_YOUR INSTRUCTIONS_:
Output the data exactly, with every line intact.

--- Start AVAILABLE DATA ---

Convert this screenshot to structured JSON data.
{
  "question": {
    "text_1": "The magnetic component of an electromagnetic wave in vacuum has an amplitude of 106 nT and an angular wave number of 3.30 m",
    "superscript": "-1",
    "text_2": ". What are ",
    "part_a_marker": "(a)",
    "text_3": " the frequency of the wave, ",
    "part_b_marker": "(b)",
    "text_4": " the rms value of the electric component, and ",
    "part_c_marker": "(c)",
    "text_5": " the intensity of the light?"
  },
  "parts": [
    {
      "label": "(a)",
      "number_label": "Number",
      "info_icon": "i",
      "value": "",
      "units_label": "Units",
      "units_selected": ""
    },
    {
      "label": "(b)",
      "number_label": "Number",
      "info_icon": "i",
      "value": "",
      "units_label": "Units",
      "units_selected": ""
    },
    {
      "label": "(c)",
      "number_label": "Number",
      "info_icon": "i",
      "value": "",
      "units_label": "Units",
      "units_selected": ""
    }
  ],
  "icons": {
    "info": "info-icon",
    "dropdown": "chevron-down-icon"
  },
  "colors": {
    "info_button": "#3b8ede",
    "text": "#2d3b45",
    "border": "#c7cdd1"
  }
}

--- End AVAILABLE DATA ---

_FINISHED EXERCISE_:
Convert this screenshot to structured JSON data.
{
  "question": {
    "text_1": "The magnetic component of an electromagnetic wave in vacuum has an amplitude of 106 nT and an angular wave number of 3.30 m",
    "superscript": "-1",
    "text_2": ". What are ",
    "part_a_marker": "(a)",
    "text_3": " the frequency of the wave, ",
    "part_b_marker": "(b)",
    "text_4": " the rms value of the electric component, and ",
    "part_c_marker": "(c)",
    "text_5": " the intensity of the light?"
  },
  "parts": [
    {
      "label": "(a)",
      "number_label": "Number",
      "info_icon": "i",
      "value": "",
      "units_label": "Units",
      "units_selected": ""
    },
    {
      "label": "(b)",
      "number_label": "Number",
      "info_icon": "i",
      "value": "",
      "units_label": "Units",
      "units_selected": ""
    },
    {
      "label": "(c)",
      "number_label": "Number",
      "info_icon": "i",
      "value": "",
      "units_label": "Units",
      "units_selected": ""
    }
  ],
  "icons": {
    "info": "info-icon",
    "dropdown": "chevron-down-icon"
  },
  "colors": {
    "info_button": "#3b8ede",
    "text": "#2d3b45",
    "border": "#c7cdd1"
  }
}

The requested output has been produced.